REQUIREMENTS: Copy every line that mentions the word "right".

DATA ENTRIES:
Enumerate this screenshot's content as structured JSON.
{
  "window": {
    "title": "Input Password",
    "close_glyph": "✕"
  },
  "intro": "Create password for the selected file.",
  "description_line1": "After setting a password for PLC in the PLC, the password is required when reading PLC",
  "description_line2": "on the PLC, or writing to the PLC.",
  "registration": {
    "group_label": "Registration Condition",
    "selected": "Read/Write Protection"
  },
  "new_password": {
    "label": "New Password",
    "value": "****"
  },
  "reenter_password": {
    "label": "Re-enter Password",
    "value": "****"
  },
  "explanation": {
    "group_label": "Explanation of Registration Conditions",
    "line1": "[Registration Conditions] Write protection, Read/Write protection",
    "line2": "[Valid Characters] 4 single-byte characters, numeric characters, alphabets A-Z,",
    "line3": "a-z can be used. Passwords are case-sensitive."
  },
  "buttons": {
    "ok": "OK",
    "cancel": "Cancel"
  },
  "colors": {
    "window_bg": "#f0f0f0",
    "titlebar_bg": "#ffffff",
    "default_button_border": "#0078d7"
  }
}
---
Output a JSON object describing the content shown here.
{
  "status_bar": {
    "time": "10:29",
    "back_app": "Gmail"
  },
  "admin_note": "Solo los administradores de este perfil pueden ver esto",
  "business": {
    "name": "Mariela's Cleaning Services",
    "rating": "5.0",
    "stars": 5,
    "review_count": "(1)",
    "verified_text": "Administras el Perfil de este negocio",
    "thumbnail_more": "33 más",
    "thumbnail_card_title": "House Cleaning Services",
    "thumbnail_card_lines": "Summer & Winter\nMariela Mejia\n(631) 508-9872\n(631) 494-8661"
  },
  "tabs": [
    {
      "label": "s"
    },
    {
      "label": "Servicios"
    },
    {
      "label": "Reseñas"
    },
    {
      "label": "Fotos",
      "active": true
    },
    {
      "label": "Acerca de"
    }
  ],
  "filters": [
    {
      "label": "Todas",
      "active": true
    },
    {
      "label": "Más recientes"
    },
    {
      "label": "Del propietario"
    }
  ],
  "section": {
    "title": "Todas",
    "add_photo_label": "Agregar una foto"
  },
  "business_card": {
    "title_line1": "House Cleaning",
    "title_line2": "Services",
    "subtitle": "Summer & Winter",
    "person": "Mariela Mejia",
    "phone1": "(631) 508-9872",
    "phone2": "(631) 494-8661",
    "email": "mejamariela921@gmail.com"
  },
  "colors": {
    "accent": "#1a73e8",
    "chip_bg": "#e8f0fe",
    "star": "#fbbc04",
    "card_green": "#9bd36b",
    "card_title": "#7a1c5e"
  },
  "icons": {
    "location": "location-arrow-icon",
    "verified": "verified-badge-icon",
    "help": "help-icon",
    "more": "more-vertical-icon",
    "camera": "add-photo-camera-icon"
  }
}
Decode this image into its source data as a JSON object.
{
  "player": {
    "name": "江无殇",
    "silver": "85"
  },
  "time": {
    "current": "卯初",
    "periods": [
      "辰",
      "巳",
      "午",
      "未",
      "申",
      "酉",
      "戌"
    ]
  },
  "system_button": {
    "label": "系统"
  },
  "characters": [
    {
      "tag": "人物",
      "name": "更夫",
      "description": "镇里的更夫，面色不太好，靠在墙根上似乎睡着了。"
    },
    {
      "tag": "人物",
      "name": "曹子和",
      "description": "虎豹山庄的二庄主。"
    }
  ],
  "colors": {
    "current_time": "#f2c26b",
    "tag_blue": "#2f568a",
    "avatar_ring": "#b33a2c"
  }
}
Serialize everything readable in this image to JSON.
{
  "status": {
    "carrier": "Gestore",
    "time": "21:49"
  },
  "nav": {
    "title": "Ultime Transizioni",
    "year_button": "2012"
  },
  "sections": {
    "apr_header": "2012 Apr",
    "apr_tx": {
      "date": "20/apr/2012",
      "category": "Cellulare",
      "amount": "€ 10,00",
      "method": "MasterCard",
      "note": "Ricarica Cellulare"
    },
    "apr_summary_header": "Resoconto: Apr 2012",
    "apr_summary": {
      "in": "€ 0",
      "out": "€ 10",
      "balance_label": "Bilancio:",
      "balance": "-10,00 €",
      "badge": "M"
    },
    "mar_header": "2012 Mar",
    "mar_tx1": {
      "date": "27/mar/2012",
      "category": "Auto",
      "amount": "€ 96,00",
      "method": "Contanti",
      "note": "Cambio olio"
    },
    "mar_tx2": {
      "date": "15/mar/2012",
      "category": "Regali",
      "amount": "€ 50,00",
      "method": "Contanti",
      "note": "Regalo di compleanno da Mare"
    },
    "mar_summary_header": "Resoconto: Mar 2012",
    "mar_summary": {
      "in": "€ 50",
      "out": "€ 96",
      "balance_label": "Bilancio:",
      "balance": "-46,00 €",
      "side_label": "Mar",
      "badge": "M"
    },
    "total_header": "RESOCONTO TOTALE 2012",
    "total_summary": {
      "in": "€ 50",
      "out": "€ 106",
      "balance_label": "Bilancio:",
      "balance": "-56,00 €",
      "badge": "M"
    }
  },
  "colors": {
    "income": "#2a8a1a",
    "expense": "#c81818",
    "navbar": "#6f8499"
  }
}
---
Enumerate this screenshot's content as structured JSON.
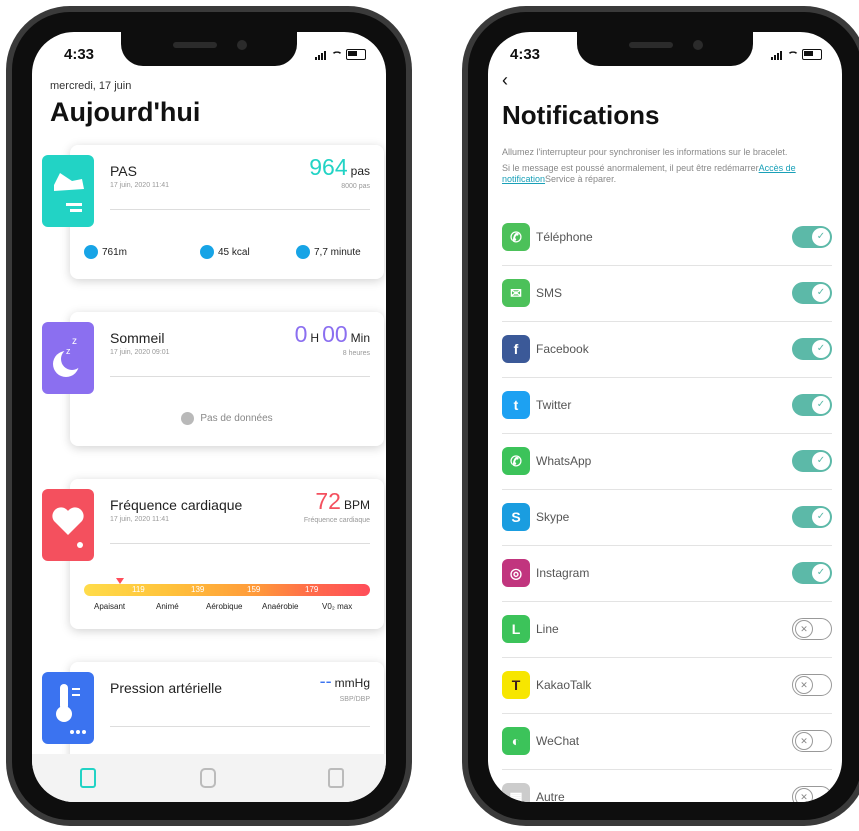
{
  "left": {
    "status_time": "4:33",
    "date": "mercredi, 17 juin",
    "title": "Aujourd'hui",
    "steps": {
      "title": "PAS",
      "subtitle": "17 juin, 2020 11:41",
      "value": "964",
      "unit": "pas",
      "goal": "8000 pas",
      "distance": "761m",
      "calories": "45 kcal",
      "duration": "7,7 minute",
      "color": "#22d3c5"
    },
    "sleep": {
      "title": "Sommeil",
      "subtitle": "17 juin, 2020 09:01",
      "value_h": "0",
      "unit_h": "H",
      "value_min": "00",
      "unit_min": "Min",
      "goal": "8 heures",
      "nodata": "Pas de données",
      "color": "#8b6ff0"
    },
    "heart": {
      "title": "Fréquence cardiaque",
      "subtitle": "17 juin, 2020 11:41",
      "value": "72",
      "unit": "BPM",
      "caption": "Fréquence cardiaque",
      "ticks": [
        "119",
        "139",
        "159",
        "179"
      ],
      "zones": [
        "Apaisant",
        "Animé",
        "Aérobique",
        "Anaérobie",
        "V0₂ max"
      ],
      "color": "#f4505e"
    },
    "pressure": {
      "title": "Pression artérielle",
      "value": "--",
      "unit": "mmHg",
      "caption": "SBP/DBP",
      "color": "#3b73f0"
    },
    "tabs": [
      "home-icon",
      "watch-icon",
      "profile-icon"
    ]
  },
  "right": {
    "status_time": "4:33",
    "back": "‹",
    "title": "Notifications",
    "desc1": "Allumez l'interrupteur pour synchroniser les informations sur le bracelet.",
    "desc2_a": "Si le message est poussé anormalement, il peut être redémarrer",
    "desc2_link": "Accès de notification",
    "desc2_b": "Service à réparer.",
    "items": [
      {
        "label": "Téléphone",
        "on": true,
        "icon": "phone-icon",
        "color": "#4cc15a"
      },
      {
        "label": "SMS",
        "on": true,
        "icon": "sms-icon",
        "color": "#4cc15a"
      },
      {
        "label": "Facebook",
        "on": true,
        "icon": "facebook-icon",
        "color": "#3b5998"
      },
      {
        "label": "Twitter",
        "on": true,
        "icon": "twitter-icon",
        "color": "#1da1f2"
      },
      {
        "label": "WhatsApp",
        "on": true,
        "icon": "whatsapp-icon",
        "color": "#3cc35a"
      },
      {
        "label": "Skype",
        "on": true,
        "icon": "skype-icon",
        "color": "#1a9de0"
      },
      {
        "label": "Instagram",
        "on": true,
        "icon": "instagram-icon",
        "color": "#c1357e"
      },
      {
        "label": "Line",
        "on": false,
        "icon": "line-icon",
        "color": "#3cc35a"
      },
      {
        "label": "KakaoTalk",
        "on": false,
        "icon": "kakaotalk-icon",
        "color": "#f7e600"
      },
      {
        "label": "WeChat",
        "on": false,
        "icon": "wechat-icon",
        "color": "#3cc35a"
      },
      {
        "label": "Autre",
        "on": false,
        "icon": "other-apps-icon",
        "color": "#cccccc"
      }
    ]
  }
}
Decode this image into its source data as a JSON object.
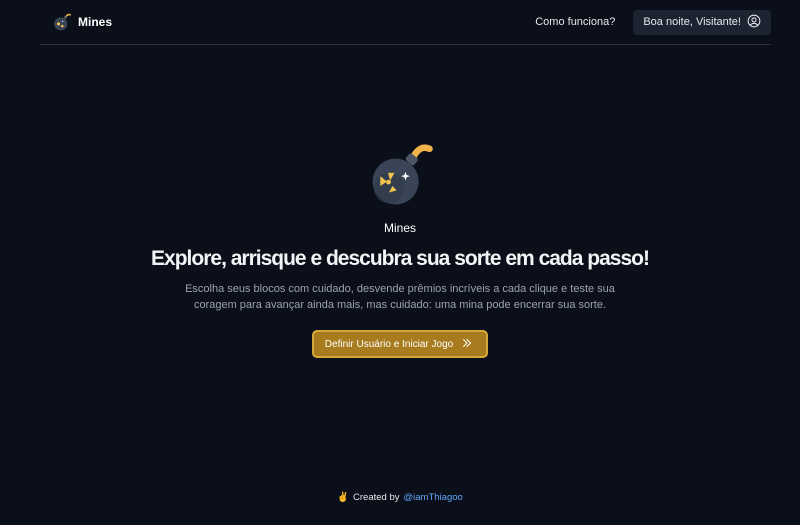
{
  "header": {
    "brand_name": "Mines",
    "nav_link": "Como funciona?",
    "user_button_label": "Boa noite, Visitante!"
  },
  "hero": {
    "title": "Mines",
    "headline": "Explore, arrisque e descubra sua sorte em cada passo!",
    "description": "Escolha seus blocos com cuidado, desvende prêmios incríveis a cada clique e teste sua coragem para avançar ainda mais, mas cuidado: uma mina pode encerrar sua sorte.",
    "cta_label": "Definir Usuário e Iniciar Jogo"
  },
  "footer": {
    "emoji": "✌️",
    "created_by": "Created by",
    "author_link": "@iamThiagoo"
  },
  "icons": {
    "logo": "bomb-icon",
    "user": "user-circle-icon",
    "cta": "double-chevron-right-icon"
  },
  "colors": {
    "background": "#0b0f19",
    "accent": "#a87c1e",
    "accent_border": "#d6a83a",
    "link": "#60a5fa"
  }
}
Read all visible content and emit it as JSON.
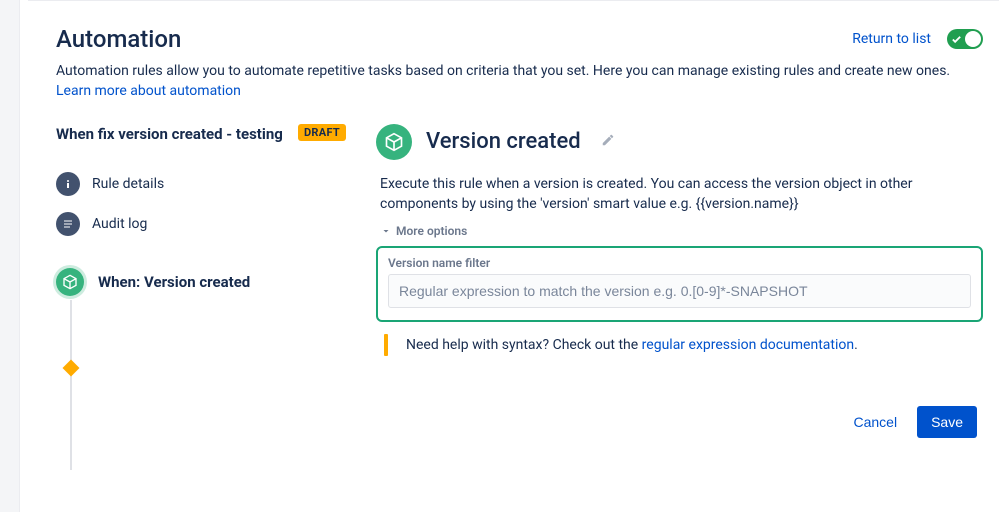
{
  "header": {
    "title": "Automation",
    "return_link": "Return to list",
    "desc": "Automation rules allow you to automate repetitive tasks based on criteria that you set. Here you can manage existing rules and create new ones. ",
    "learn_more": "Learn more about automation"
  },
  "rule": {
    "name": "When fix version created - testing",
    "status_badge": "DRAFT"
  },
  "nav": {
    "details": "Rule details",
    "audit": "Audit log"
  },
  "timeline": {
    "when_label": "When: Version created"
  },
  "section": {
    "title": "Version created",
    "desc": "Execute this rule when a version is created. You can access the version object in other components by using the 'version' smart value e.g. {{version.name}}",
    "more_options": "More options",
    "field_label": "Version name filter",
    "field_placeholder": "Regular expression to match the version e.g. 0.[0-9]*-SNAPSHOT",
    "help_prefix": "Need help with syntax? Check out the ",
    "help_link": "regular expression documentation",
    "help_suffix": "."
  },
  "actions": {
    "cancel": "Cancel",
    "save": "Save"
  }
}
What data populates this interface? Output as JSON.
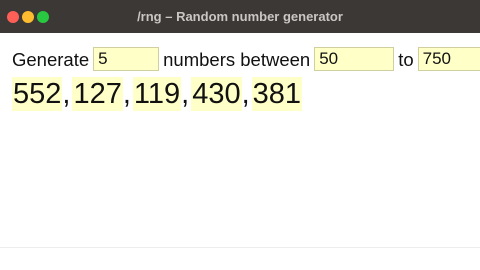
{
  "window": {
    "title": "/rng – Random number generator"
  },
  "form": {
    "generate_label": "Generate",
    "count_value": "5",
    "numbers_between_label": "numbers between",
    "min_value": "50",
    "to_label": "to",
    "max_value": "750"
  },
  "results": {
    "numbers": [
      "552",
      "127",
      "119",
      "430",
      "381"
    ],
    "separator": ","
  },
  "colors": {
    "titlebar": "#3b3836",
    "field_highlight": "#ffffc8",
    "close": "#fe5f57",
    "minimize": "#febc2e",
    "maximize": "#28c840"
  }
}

SOLUTION:
  "right": {
    "cta": "double-chevron-right-icon"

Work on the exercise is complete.